▶ [Job] Quote every one of the extracted data entries below verbatim, line by line and in the same order.

Extracted data entries:
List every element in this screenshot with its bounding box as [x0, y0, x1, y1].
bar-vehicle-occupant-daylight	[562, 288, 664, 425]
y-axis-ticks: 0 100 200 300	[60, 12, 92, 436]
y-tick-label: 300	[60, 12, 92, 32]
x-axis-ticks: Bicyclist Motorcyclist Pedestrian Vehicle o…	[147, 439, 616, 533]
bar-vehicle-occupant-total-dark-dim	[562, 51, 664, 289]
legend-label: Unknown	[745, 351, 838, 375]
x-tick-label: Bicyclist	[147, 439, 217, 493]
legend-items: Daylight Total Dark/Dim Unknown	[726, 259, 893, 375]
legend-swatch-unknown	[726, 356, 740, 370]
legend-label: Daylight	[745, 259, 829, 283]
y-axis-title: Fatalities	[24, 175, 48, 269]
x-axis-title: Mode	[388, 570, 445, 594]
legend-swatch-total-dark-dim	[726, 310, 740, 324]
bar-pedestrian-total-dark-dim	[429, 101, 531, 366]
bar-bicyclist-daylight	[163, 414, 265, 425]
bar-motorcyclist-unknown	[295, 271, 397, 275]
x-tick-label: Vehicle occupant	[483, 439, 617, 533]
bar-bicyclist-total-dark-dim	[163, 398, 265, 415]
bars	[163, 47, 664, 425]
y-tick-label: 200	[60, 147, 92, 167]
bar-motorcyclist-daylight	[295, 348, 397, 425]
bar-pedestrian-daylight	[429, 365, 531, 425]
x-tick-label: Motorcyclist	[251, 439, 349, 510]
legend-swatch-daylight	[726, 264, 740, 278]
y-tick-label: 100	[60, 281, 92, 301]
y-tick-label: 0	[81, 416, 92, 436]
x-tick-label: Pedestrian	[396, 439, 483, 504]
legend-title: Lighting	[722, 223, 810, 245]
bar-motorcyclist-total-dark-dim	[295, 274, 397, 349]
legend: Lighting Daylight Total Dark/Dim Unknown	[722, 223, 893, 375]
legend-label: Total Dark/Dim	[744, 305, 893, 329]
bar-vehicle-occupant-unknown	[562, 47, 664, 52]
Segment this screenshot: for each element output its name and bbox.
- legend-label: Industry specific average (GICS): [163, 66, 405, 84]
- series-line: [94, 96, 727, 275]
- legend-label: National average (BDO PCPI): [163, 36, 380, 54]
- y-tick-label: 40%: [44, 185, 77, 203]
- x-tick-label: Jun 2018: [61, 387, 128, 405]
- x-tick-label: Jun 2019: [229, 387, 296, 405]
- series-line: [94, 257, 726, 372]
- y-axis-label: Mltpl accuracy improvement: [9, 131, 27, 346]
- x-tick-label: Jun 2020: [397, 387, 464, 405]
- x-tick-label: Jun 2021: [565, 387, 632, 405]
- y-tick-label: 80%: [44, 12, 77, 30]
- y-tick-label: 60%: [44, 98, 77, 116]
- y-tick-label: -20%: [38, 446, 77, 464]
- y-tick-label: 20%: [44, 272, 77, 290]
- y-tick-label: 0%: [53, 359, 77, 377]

▶ [Solution below]
List every element in this screenshot with its bounding box as [x0, y0, x1, y1].
bar-vehicle-occupant-daylight	[562, 288, 664, 425]
y-axis-ticks: 0 100 200 300	[60, 12, 92, 436]
y-tick-label: 300	[60, 12, 92, 32]
x-axis-ticks: Bicyclist Motorcyclist Pedestrian Vehicle o…	[147, 439, 616, 533]
bar-vehicle-occupant-total-dark-dim	[562, 51, 664, 289]
legend-label: Unknown	[745, 351, 838, 375]
x-tick-label: Bicyclist	[147, 439, 217, 493]
legend-items: Daylight Total Dark/Dim Unknown	[726, 259, 893, 375]
legend-swatch-unknown	[726, 356, 740, 370]
legend-label: Daylight	[745, 259, 829, 283]
y-axis-title: Fatalities	[24, 175, 48, 269]
x-axis-title: Mode	[388, 570, 445, 594]
legend-swatch-total-dark-dim	[726, 310, 740, 324]
bar-pedestrian-total-dark-dim	[429, 101, 531, 366]
bar-bicyclist-daylight	[163, 414, 265, 425]
bar-motorcyclist-unknown	[295, 271, 397, 275]
x-tick-label: Vehicle occupant	[483, 439, 617, 533]
bar-bicyclist-total-dark-dim	[163, 398, 265, 415]
bars	[163, 47, 664, 425]
y-tick-label: 200	[60, 147, 92, 167]
bar-motorcyclist-daylight	[295, 348, 397, 425]
bar-pedestrian-daylight	[429, 365, 531, 425]
x-tick-label: Motorcyclist	[251, 439, 349, 510]
legend-swatch-daylight	[726, 264, 740, 278]
y-tick-label: 100	[60, 281, 92, 301]
y-tick-label: 0	[81, 416, 92, 436]
x-tick-label: Pedestrian	[396, 439, 483, 504]
legend-title: Lighting	[722, 223, 810, 245]
bar-motorcyclist-total-dark-dim	[295, 274, 397, 349]
legend: Lighting Daylight Total Dark/Dim Unknown	[722, 223, 893, 375]
legend-label: Total Dark/Dim	[744, 305, 893, 329]
bar-vehicle-occupant-unknown	[562, 47, 664, 52]
Segment this screenshot: for each element output its name and bbox.
- legend-label: Industry specific average (GICS): [163, 66, 405, 84]
- series-line: [94, 96, 727, 275]
- legend-label: National average (BDO PCPI): [163, 36, 380, 54]
- y-tick-label: 40%: [44, 185, 77, 203]
- x-tick-label: Jun 2018: [61, 387, 128, 405]
- x-tick-label: Jun 2019: [229, 387, 296, 405]
- series-line: [94, 257, 726, 372]
- y-axis-label: Mltpl accuracy improvement: [9, 131, 27, 346]
- x-tick-label: Jun 2020: [397, 387, 464, 405]
- x-tick-label: Jun 2021: [565, 387, 632, 405]
- y-tick-label: 80%: [44, 12, 77, 30]
- y-tick-label: 60%: [44, 98, 77, 116]
- y-tick-label: -20%: [38, 446, 77, 464]
- y-tick-label: 20%: [44, 272, 77, 290]
- y-tick-label: 0%: [53, 359, 77, 377]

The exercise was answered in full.